• _ROWS_:
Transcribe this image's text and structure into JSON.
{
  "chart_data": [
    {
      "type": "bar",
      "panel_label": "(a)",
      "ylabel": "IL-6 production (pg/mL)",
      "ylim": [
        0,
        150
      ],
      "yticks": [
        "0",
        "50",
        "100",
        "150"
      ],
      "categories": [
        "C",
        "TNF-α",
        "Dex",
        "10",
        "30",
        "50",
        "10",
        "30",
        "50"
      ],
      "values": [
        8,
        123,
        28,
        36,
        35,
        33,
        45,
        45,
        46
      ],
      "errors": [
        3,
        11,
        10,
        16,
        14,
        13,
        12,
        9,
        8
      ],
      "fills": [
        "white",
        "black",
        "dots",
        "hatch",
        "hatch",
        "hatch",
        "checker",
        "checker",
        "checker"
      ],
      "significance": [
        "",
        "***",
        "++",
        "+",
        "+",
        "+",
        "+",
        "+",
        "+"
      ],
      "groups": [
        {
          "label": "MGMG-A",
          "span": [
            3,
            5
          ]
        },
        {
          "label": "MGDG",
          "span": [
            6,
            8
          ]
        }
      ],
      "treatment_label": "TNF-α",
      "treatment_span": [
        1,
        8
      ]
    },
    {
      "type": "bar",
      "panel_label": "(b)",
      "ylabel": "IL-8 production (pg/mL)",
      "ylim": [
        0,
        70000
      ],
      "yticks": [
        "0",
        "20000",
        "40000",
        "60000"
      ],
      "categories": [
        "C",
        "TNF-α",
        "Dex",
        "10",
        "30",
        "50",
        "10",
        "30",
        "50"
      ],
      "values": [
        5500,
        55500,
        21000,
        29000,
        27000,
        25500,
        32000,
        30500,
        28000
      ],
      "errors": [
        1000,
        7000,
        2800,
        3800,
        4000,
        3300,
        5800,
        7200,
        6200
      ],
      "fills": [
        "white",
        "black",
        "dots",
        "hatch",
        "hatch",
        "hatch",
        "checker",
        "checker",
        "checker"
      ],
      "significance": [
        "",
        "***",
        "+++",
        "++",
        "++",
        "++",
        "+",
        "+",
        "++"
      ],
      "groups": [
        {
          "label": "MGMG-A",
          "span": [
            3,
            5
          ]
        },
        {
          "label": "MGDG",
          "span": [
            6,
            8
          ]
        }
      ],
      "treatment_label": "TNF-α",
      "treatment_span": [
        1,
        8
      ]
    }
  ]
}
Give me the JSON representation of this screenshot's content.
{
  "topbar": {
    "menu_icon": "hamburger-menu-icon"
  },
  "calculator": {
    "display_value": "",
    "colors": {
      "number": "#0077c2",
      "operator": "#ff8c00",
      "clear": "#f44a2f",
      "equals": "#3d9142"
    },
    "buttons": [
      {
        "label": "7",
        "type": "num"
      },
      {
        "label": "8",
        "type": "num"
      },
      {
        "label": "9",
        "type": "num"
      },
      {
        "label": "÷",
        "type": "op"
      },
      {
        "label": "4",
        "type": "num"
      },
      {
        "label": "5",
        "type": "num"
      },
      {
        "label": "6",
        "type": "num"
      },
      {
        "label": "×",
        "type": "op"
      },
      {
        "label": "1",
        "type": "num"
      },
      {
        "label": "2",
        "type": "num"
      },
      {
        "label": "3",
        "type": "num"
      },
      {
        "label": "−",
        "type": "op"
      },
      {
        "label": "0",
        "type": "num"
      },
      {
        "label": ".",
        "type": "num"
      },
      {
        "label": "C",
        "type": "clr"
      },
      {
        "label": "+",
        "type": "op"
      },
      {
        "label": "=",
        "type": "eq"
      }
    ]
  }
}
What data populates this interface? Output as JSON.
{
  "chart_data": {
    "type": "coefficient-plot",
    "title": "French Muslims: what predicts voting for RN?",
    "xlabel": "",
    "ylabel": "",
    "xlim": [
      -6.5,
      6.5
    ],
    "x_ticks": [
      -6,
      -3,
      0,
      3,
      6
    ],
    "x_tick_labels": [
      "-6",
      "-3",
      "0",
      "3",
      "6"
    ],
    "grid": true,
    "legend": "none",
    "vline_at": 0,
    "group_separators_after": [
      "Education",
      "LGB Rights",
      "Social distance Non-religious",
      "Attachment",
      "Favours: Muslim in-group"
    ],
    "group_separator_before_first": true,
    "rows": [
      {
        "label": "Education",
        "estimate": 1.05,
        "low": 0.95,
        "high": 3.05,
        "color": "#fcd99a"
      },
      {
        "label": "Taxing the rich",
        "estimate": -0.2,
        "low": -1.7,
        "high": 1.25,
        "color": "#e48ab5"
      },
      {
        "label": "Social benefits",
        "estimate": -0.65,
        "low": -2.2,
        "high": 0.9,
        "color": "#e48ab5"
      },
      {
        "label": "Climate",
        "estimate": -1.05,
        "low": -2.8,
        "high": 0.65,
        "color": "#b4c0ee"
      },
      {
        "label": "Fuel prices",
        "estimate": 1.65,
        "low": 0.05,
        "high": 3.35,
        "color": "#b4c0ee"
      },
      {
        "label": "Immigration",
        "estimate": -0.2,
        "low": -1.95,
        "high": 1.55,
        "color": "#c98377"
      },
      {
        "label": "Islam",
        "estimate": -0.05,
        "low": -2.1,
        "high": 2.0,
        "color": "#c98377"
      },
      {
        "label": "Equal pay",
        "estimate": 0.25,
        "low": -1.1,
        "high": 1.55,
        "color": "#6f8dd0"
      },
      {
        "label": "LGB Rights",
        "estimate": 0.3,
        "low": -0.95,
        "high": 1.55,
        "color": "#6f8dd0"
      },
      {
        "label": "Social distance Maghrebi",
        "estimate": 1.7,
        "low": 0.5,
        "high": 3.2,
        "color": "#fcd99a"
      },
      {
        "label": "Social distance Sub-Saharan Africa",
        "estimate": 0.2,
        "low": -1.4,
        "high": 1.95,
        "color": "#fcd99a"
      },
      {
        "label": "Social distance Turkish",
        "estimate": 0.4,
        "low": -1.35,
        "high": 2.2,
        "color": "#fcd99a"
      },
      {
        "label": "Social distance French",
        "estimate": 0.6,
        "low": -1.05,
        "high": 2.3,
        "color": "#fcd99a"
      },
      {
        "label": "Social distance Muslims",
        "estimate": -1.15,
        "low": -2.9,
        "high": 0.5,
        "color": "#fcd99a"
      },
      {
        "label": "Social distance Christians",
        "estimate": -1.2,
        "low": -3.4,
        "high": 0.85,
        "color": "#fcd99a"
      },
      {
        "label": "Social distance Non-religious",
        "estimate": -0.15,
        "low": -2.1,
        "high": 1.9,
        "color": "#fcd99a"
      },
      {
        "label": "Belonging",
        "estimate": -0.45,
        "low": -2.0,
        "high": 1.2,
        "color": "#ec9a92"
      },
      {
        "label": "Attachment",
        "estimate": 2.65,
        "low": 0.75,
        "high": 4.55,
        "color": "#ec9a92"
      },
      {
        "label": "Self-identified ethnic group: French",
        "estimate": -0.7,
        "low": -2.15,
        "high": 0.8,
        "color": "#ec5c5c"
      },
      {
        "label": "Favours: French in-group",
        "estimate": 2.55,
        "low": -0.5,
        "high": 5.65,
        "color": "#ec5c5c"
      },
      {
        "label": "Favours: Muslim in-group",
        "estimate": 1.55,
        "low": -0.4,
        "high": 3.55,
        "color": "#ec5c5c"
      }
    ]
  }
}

• _WHAT NEEDS TO BE DONE_:
Your task is to repeat the data exactly, with nothing left out.

• _FINAL ANSWER_:
Transcribe this image's text and structure into JSON.
{
  "chart_data": [
    {
      "type": "bar",
      "panel_label": "(a)",
      "ylabel": "IL-6 production (pg/mL)",
      "ylim": [
        0,
        150
      ],
      "yticks": [
        "0",
        "50",
        "100",
        "150"
      ],
      "categories": [
        "C",
        "TNF-α",
        "Dex",
        "10",
        "30",
        "50",
        "10",
        "30",
        "50"
      ],
      "values": [
        8,
        123,
        28,
        36,
        35,
        33,
        45,
        45,
        46
      ],
      "errors": [
        3,
        11,
        10,
        16,
        14,
        13,
        12,
        9,
        8
      ],
      "fills": [
        "white",
        "black",
        "dots",
        "hatch",
        "hatch",
        "hatch",
        "checker",
        "checker",
        "checker"
      ],
      "significance": [
        "",
        "***",
        "++",
        "+",
        "+",
        "+",
        "+",
        "+",
        "+"
      ],
      "groups": [
        {
          "label": "MGMG-A",
          "span": [
            3,
            5
          ]
        },
        {
          "label": "MGDG",
          "span": [
            6,
            8
          ]
        }
      ],
      "treatment_label": "TNF-α",
      "treatment_span": [
        1,
        8
      ]
    },
    {
      "type": "bar",
      "panel_label": "(b)",
      "ylabel": "IL-8 production (pg/mL)",
      "ylim": [
        0,
        70000
      ],
      "yticks": [
        "0",
        "20000",
        "40000",
        "60000"
      ],
      "categories": [
        "C",
        "TNF-α",
        "Dex",
        "10",
        "30",
        "50",
        "10",
        "30",
        "50"
      ],
      "values": [
        5500,
        55500,
        21000,
        29000,
        27000,
        25500,
        32000,
        30500,
        28000
      ],
      "errors": [
        1000,
        7000,
        2800,
        3800,
        4000,
        3300,
        5800,
        7200,
        6200
      ],
      "fills": [
        "white",
        "black",
        "dots",
        "hatch",
        "hatch",
        "hatch",
        "checker",
        "checker",
        "checker"
      ],
      "significance": [
        "",
        "***",
        "+++",
        "++",
        "++",
        "++",
        "+",
        "+",
        "++"
      ],
      "groups": [
        {
          "label": "MGMG-A",
          "span": [
            3,
            5
          ]
        },
        {
          "label": "MGDG",
          "span": [
            6,
            8
          ]
        }
      ],
      "treatment_label": "TNF-α",
      "treatment_span": [
        1,
        8
      ]
    }
  ]
}
Give me the JSON representation of this screenshot's content.
{
  "topbar": {
    "menu_icon": "hamburger-menu-icon"
  },
  "calculator": {
    "display_value": "",
    "colors": {
      "number": "#0077c2",
      "operator": "#ff8c00",
      "clear": "#f44a2f",
      "equals": "#3d9142"
    },
    "buttons": [
      {
        "label": "7",
        "type": "num"
      },
      {
        "label": "8",
        "type": "num"
      },
      {
        "label": "9",
        "type": "num"
      },
      {
        "label": "÷",
        "type": "op"
      },
      {
        "label": "4",
        "type": "num"
      },
      {
        "label": "5",
        "type": "num"
      },
      {
        "label": "6",
        "type": "num"
      },
      {
        "label": "×",
        "type": "op"
      },
      {
        "label": "1",
        "type": "num"
      },
      {
        "label": "2",
        "type": "num"
      },
      {
        "label": "3",
        "type": "num"
      },
      {
        "label": "−",
        "type": "op"
      },
      {
        "label": "0",
        "type": "num"
      },
      {
        "label": ".",
        "type": "num"
      },
      {
        "label": "C",
        "type": "clr"
      },
      {
        "label": "+",
        "type": "op"
      },
      {
        "label": "=",
        "type": "eq"
      }
    ]
  }
}
What data populates this interface? Output as JSON.
{
  "chart_data": {
    "type": "coefficient-plot",
    "title": "French Muslims: what predicts voting for RN?",
    "xlabel": "",
    "ylabel": "",
    "xlim": [
      -6.5,
      6.5
    ],
    "x_ticks": [
      -6,
      -3,
      0,
      3,
      6
    ],
    "x_tick_labels": [
      "-6",
      "-3",
      "0",
      "3",
      "6"
    ],
    "grid": true,
    "legend": "none",
    "vline_at": 0,
    "group_separators_after": [
      "Education",
      "LGB Rights",
      "Social distance Non-religious",
      "Attachment",
      "Favours: Muslim in-group"
    ],
    "group_separator_before_first": true,
    "rows": [
      {
        "label": "Education",
        "estimate": 1.05,
        "low": 0.95,
        "high": 3.05,
        "color": "#fcd99a"
      },
      {
        "label": "Taxing the rich",
        "estimate": -0.2,
        "low": -1.7,
        "high": 1.25,
        "color": "#e48ab5"
      },
      {
        "label": "Social benefits",
        "estimate": -0.65,
        "low": -2.2,
        "high": 0.9,
        "color": "#e48ab5"
      },
      {
        "label": "Climate",
        "estimate": -1.05,
        "low": -2.8,
        "high": 0.65,
        "color": "#b4c0ee"
      },
      {
        "label": "Fuel prices",
        "estimate": 1.65,
        "low": 0.05,
        "high": 3.35,
        "color": "#b4c0ee"
      },
      {
        "label": "Immigration",
        "estimate": -0.2,
        "low": -1.95,
        "high": 1.55,
        "color": "#c98377"
      },
      {
        "label": "Islam",
        "estimate": -0.05,
        "low": -2.1,
        "high": 2.0,
        "color": "#c98377"
      },
      {
        "label": "Equal pay",
        "estimate": 0.25,
        "low": -1.1,
        "high": 1.55,
        "color": "#6f8dd0"
      },
      {
        "label": "LGB Rights",
        "estimate": 0.3,
        "low": -0.95,
        "high": 1.55,
        "color": "#6f8dd0"
      },
      {
        "label": "Social distance Maghrebi",
        "estimate": 1.7,
        "low": 0.5,
        "high": 3.2,
        "color": "#fcd99a"
      },
      {
        "label": "Social distance Sub-Saharan Africa",
        "estimate": 0.2,
        "low": -1.4,
        "high": 1.95,
        "color": "#fcd99a"
      },
      {
        "label": "Social distance Turkish",
        "estimate": 0.4,
        "low": -1.35,
        "high": 2.2,
        "color": "#fcd99a"
      },
      {
        "label": "Social distance French",
        "estimate": 0.6,
        "low": -1.05,
        "high": 2.3,
        "color": "#fcd99a"
      },
      {
        "label": "Social distance Muslims",
        "estimate": -1.15,
        "low": -2.9,
        "high": 0.5,
        "color": "#fcd99a"
      },
      {
        "label": "Social distance Christians",
        "estimate": -1.2,
        "low": -3.4,
        "high": 0.85,
        "color": "#fcd99a"
      },
      {
        "label": "Social distance Non-religious",
        "estimate": -0.15,
        "low": -2.1,
        "high": 1.9,
        "color": "#fcd99a"
      },
      {
        "label": "Belonging",
        "estimate": -0.45,
        "low": -2.0,
        "high": 1.2,
        "color": "#ec9a92"
      },
      {
        "label": "Attachment",
        "estimate": 2.65,
        "low": 0.75,
        "high": 4.55,
        "color": "#ec9a92"
      },
      {
        "label": "Self-identified ethnic group: French",
        "estimate": -0.7,
        "low": -2.15,
        "high": 0.8,
        "color": "#ec5c5c"
      },
      {
        "label": "Favours: French in-group",
        "estimate": 2.55,
        "low": -0.5,
        "high": 5.65,
        "color": "#ec5c5c"
      },
      {
        "label": "Favours: Muslim in-group",
        "estimate": 1.55,
        "low": -0.4,
        "high": 3.55,
        "color": "#ec5c5c"
      }
    ]
  }
}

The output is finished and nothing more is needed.